[Records from a collection]
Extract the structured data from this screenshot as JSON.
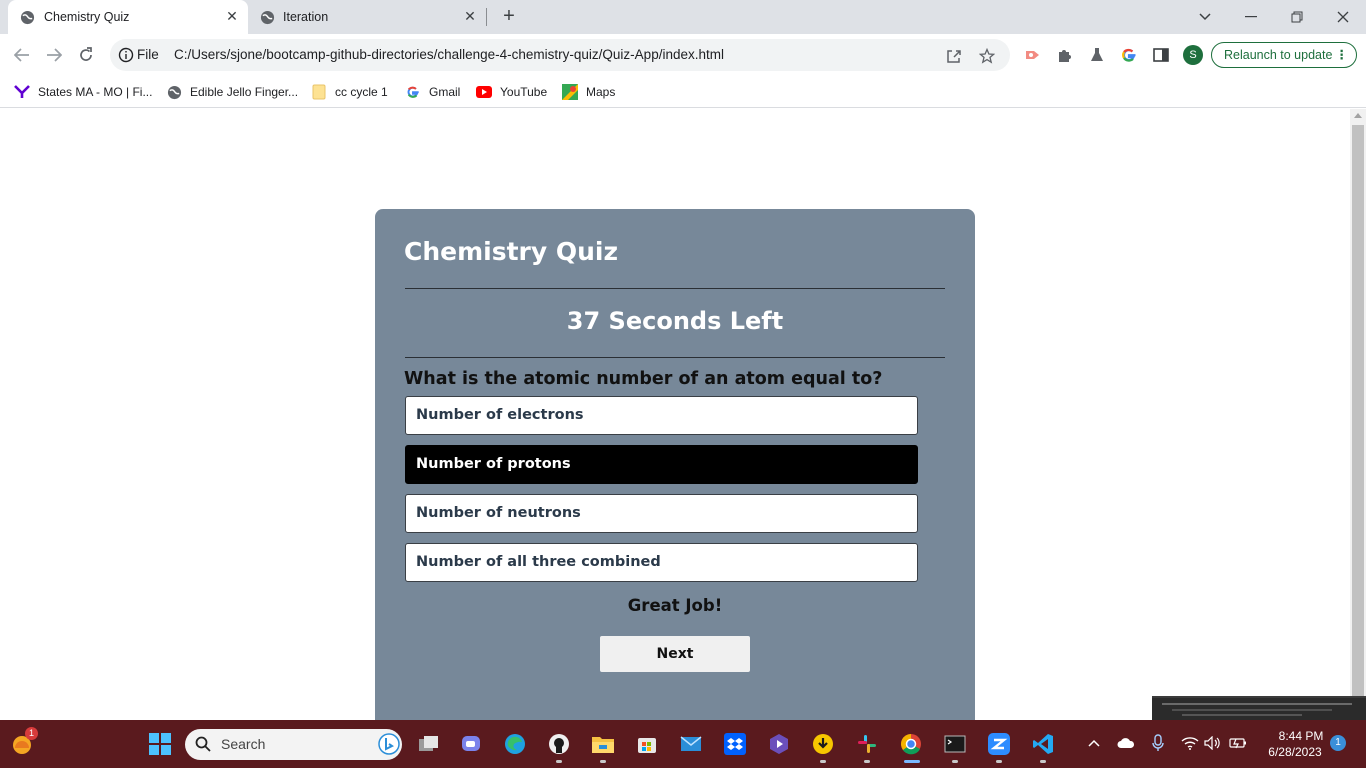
{
  "browser": {
    "tabs": [
      {
        "title": "Chemistry Quiz",
        "active": true
      },
      {
        "title": "Iteration",
        "active": false
      }
    ],
    "new_tab": "+",
    "omnibox": {
      "scheme_label": "File",
      "url": "C:/Users/sjone/bootcamp-github-directories/challenge-4-chemistry-quiz/Quiz-App/index.html"
    },
    "profile_initial": "S",
    "relaunch_label": "Relaunch to update",
    "bookmarks": [
      {
        "label": "States MA - MO | Fi...",
        "icon": "yahoo-icon"
      },
      {
        "label": "Edible Jello Finger...",
        "icon": "globe-icon"
      },
      {
        "label": "cc cycle 1",
        "icon": "folder-icon"
      },
      {
        "label": "Gmail",
        "icon": "google-icon"
      },
      {
        "label": "YouTube",
        "icon": "youtube-icon"
      },
      {
        "label": "Maps",
        "icon": "maps-icon"
      }
    ]
  },
  "quiz": {
    "title": "Chemistry Quiz",
    "timer": "37 Seconds Left",
    "question": "What is the atomic number of an atom equal to?",
    "answers": [
      {
        "label": "Number of electrons",
        "selected": false
      },
      {
        "label": "Number of protons",
        "selected": true
      },
      {
        "label": "Number of neutrons",
        "selected": false
      },
      {
        "label": "Number of all three combined",
        "selected": false
      }
    ],
    "feedback": "Great Job!",
    "next_label": "Next",
    "colors": {
      "card": "#778899",
      "selected": "#000000"
    }
  },
  "taskbar": {
    "search_placeholder": "Search",
    "weather_badge": "1",
    "time": "8:44 PM",
    "date": "6/28/2023",
    "notification_count": "1",
    "colors": {
      "background": "#5a1a1e"
    }
  }
}
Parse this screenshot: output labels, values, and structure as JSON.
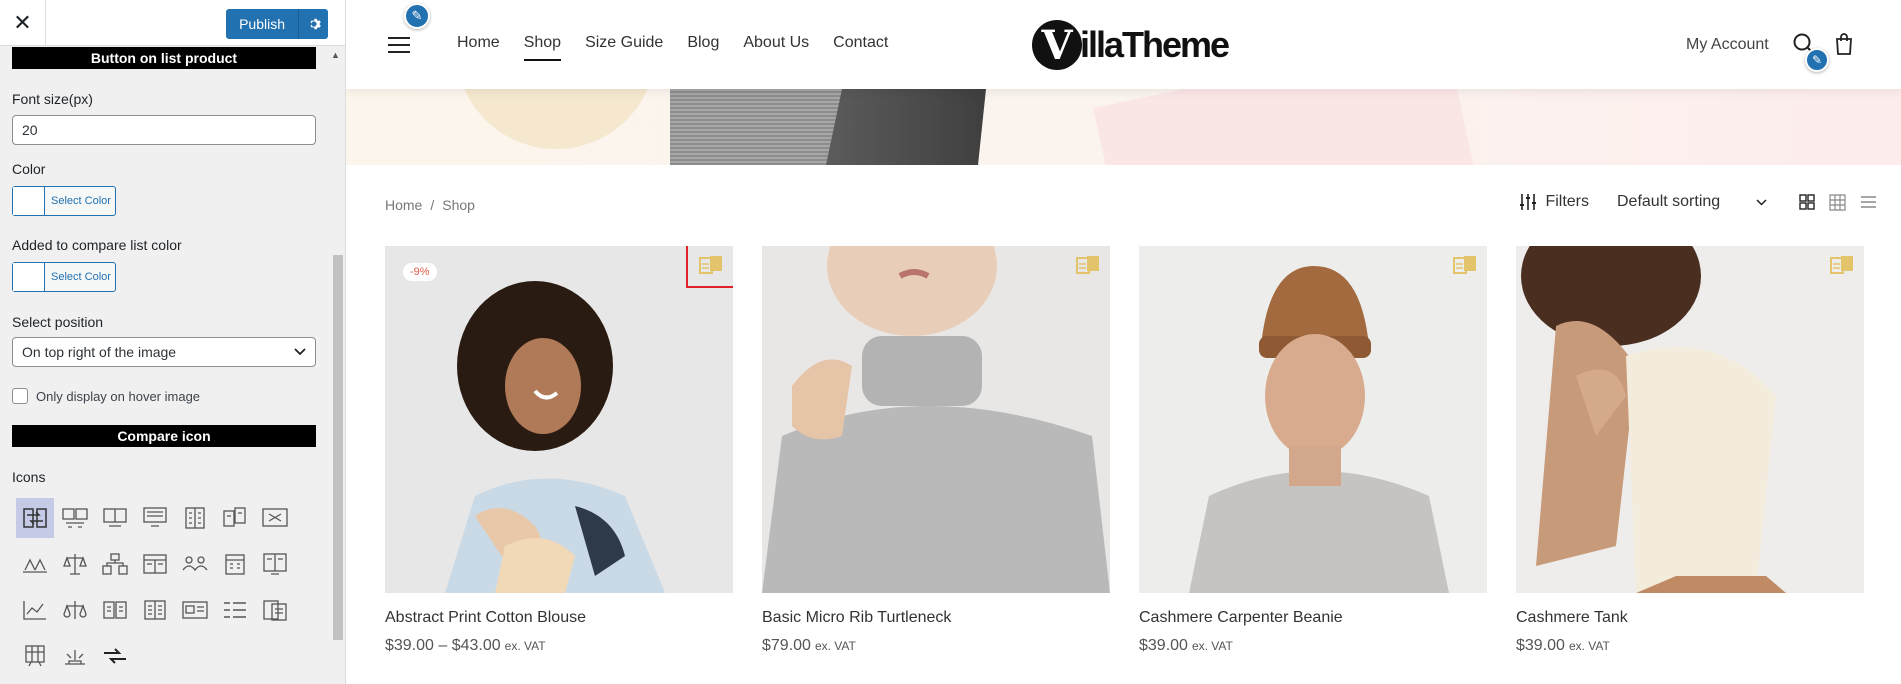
{
  "panel": {
    "close_glyph": "✕",
    "publish_label": "Publish",
    "section_button": "Button on list product",
    "font_size_label": "Font size(px)",
    "font_size_value": "20",
    "color_label": "Color",
    "select_color_label": "Select Color",
    "added_color_label": "Added to compare list color",
    "select_color_label_2": "Select Color",
    "position_label": "Select position",
    "position_value": "On top right of the image",
    "hover_label": "Only display on hover image",
    "section_compare_icon": "Compare icon",
    "icons_label": "Icons",
    "accent_color": "#2271b1",
    "icon_names": [
      "arrows-compare-icon",
      "boxes-compare-icon",
      "monitor-compare-icon",
      "screen-compare-icon",
      "table-compare-icon",
      "docs-compare-icon",
      "devices-compare-icon",
      "scale-compare-icon",
      "balance-compare-icon",
      "hierarchy-compare-icon",
      "cards-compare-icon",
      "people-compare-icon",
      "calendar-compare-icon",
      "panels-compare-icon",
      "chart-compare-icon",
      "weight-compare-icon",
      "pages-compare-icon",
      "list-compare-icon",
      "image-compare-icon",
      "rows-compare-icon",
      "files-compare-icon",
      "bars-compare-icon",
      "podium-compare-icon",
      "exchange-compare-icon"
    ]
  },
  "site": {
    "nav": [
      "Home",
      "Shop",
      "Size Guide",
      "Blog",
      "About Us",
      "Contact"
    ],
    "active_nav": "Shop",
    "logo_letter": "V",
    "logo_text": "illaTheme",
    "my_account": "My Account",
    "breadcrumb": [
      "Home",
      "/",
      "Shop"
    ],
    "filters_label": "Filters",
    "sorting_label": "Default sorting",
    "products": [
      {
        "name": "Abstract Print Cotton Blouse",
        "price": "$39.00 – $43.00",
        "vat": "ex. VAT",
        "badge": "-9%"
      },
      {
        "name": "Basic Micro Rib Turtleneck",
        "price": "$79.00",
        "vat": "ex. VAT",
        "badge": ""
      },
      {
        "name": "Cashmere Carpenter Beanie",
        "price": "$39.00",
        "vat": "ex. VAT",
        "badge": ""
      },
      {
        "name": "Cashmere Tank",
        "price": "$39.00",
        "vat": "ex. VAT",
        "badge": ""
      }
    ],
    "compare_icon_color": "#e3c46a",
    "highlight_color": "#e0232b"
  }
}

* What is needed
Repeat the listing in full and exactly. Do not include any images.

* The result
Extract the structured data from this screenshot as JSON.
{
  "browser": {
    "tabs": [
      {
        "title": "Chemistry Quiz",
        "active": true
      },
      {
        "title": "Iteration",
        "active": false
      }
    ],
    "new_tab": "+",
    "omnibox": {
      "scheme_label": "File",
      "url": "C:/Users/sjone/bootcamp-github-directories/challenge-4-chemistry-quiz/Quiz-App/index.html"
    },
    "profile_initial": "S",
    "relaunch_label": "Relaunch to update",
    "bookmarks": [
      {
        "label": "States MA - MO | Fi...",
        "icon": "yahoo-icon"
      },
      {
        "label": "Edible Jello Finger...",
        "icon": "globe-icon"
      },
      {
        "label": "cc cycle 1",
        "icon": "folder-icon"
      },
      {
        "label": "Gmail",
        "icon": "google-icon"
      },
      {
        "label": "YouTube",
        "icon": "youtube-icon"
      },
      {
        "label": "Maps",
        "icon": "maps-icon"
      }
    ]
  },
  "quiz": {
    "title": "Chemistry Quiz",
    "timer": "37 Seconds Left",
    "question": "What is the atomic number of an atom equal to?",
    "answers": [
      {
        "label": "Number of electrons",
        "selected": false
      },
      {
        "label": "Number of protons",
        "selected": true
      },
      {
        "label": "Number of neutrons",
        "selected": false
      },
      {
        "label": "Number of all three combined",
        "selected": false
      }
    ],
    "feedback": "Great Job!",
    "next_label": "Next",
    "colors": {
      "card": "#778899",
      "selected": "#000000"
    }
  },
  "taskbar": {
    "search_placeholder": "Search",
    "weather_badge": "1",
    "time": "8:44 PM",
    "date": "6/28/2023",
    "notification_count": "1",
    "colors": {
      "background": "#5a1a1e"
    }
  }
}
Parse this screenshot: output labels, values, and structure as JSON.
{
  "panel": {
    "close_glyph": "✕",
    "publish_label": "Publish",
    "section_button": "Button on list product",
    "font_size_label": "Font size(px)",
    "font_size_value": "20",
    "color_label": "Color",
    "select_color_label": "Select Color",
    "added_color_label": "Added to compare list color",
    "select_color_label_2": "Select Color",
    "position_label": "Select position",
    "position_value": "On top right of the image",
    "hover_label": "Only display on hover image",
    "section_compare_icon": "Compare icon",
    "icons_label": "Icons",
    "accent_color": "#2271b1",
    "icon_names": [
      "arrows-compare-icon",
      "boxes-compare-icon",
      "monitor-compare-icon",
      "screen-compare-icon",
      "table-compare-icon",
      "docs-compare-icon",
      "devices-compare-icon",
      "scale-compare-icon",
      "balance-compare-icon",
      "hierarchy-compare-icon",
      "cards-compare-icon",
      "people-compare-icon",
      "calendar-compare-icon",
      "panels-compare-icon",
      "chart-compare-icon",
      "weight-compare-icon",
      "pages-compare-icon",
      "list-compare-icon",
      "image-compare-icon",
      "rows-compare-icon",
      "files-compare-icon",
      "bars-compare-icon",
      "podium-compare-icon",
      "exchange-compare-icon"
    ]
  },
  "site": {
    "nav": [
      "Home",
      "Shop",
      "Size Guide",
      "Blog",
      "About Us",
      "Contact"
    ],
    "active_nav": "Shop",
    "logo_letter": "V",
    "logo_text": "illaTheme",
    "my_account": "My Account",
    "breadcrumb": [
      "Home",
      "/",
      "Shop"
    ],
    "filters_label": "Filters",
    "sorting_label": "Default sorting",
    "products": [
      {
        "name": "Abstract Print Cotton Blouse",
        "price": "$39.00 – $43.00",
        "vat": "ex. VAT",
        "badge": "-9%"
      },
      {
        "name": "Basic Micro Rib Turtleneck",
        "price": "$79.00",
        "vat": "ex. VAT",
        "badge": ""
      },
      {
        "name": "Cashmere Carpenter Beanie",
        "price": "$39.00",
        "vat": "ex. VAT",
        "badge": ""
      },
      {
        "name": "Cashmere Tank",
        "price": "$39.00",
        "vat": "ex. VAT",
        "badge": ""
      }
    ],
    "compare_icon_color": "#e3c46a",
    "highlight_color": "#e0232b"
  }
}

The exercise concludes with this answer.